**SUPPLIED MATERIAL**.
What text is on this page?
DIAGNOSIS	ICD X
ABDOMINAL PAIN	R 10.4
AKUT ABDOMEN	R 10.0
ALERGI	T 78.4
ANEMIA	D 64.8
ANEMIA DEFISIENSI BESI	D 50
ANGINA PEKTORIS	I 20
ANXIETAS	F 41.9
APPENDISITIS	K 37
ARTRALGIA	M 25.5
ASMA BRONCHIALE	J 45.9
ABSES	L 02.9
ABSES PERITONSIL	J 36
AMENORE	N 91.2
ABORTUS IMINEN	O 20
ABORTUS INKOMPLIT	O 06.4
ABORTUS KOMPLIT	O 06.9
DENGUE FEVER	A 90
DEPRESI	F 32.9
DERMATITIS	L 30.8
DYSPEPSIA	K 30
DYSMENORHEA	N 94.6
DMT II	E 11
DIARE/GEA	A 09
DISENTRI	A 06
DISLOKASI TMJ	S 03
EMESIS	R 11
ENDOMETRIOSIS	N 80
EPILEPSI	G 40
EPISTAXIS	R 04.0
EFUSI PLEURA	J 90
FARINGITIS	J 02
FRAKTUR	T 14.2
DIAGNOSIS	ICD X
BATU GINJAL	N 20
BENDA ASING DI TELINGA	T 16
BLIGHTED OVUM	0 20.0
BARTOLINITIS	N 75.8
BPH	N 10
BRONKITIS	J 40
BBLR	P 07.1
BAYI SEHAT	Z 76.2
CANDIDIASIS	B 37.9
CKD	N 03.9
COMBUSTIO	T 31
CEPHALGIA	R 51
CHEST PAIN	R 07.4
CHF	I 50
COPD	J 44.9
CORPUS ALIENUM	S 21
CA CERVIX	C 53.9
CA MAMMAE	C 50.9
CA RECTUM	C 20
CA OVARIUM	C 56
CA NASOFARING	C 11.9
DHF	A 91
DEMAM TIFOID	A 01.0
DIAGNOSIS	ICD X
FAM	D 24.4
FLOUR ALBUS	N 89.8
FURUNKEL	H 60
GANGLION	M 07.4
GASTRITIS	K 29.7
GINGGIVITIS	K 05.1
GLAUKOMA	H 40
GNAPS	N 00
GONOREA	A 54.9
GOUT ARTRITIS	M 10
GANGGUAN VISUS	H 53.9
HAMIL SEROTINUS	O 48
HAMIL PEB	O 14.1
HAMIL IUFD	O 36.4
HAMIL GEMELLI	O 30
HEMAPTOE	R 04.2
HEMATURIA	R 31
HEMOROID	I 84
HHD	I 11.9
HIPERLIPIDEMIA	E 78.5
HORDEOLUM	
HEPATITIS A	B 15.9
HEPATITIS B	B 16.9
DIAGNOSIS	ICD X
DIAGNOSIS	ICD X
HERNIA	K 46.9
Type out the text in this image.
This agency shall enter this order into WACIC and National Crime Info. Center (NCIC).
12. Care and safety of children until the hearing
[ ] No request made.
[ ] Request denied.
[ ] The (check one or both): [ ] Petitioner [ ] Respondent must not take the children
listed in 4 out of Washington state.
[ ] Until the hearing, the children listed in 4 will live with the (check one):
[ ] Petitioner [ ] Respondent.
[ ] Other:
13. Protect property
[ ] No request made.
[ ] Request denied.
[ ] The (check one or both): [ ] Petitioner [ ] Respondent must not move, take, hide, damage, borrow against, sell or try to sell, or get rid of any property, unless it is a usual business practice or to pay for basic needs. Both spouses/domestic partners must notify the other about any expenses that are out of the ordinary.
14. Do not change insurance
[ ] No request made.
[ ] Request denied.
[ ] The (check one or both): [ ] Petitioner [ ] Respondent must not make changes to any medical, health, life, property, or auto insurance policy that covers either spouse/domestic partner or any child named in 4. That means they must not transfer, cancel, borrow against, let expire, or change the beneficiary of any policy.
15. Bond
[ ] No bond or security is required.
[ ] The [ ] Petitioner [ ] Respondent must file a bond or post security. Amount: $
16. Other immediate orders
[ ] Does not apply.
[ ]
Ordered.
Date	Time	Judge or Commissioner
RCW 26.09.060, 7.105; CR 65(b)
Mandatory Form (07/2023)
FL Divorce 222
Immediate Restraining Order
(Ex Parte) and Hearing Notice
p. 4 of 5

==

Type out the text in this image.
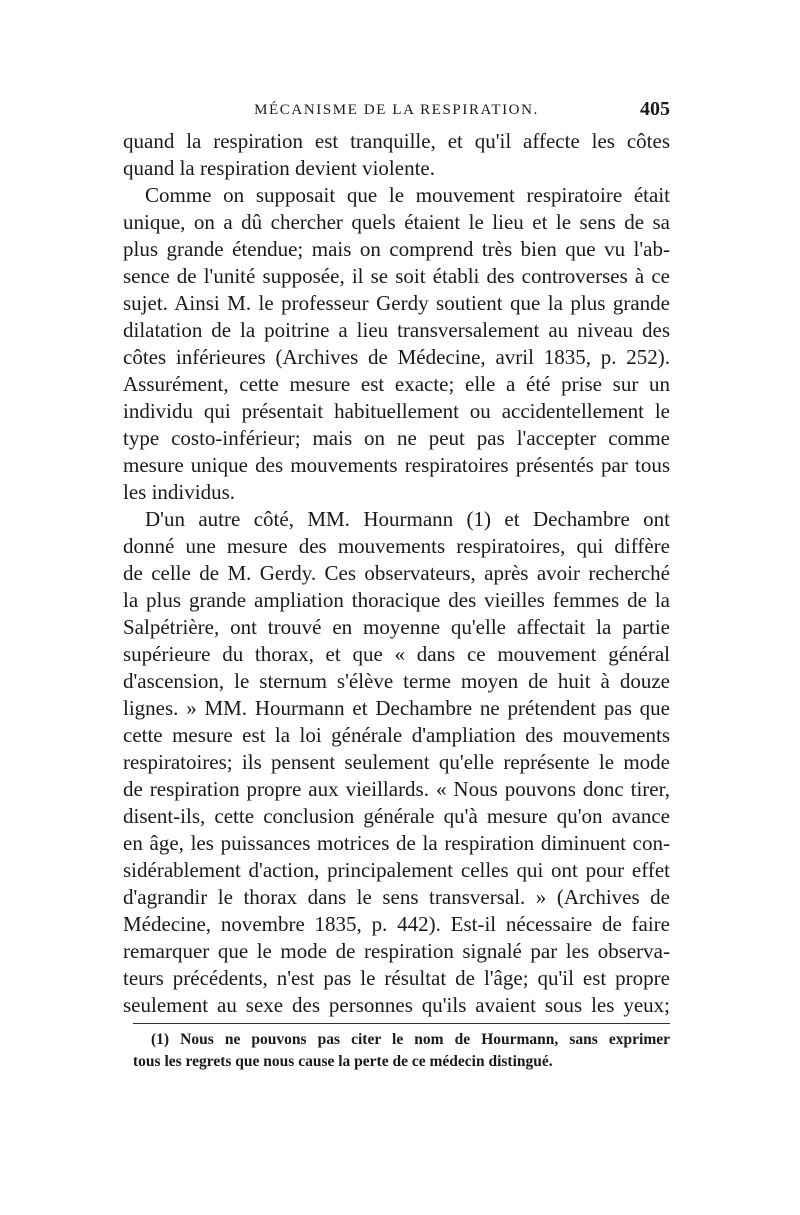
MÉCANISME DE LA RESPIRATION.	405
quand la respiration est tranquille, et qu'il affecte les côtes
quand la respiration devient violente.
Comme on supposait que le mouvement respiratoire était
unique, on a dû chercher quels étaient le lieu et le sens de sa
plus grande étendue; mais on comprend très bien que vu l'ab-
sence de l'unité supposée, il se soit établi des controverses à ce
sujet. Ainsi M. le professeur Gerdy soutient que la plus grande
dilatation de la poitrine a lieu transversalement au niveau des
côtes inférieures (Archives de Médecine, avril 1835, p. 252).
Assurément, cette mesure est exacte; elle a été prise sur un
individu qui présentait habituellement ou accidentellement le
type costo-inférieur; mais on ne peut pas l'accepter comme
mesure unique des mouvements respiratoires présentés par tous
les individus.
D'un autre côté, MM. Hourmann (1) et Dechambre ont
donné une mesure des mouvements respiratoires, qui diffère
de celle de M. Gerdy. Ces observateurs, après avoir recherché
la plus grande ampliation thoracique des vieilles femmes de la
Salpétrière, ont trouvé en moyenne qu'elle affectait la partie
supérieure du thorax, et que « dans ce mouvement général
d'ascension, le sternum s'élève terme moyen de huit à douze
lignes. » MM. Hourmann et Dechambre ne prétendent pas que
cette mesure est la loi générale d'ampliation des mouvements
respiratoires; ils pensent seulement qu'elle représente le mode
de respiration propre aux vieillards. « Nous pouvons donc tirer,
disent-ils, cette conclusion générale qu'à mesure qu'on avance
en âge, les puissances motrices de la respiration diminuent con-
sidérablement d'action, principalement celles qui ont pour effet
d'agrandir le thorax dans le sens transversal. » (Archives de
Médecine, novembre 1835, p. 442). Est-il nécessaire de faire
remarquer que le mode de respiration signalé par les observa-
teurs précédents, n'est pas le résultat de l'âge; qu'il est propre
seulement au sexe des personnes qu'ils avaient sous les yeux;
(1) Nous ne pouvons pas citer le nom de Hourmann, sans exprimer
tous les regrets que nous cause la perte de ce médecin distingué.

**WHAT NEEDS TO BE DONE**.
Find how many lines of the listing include the string "children" and give that number, nothing else.

**ANSWER TO THE TASK**.
3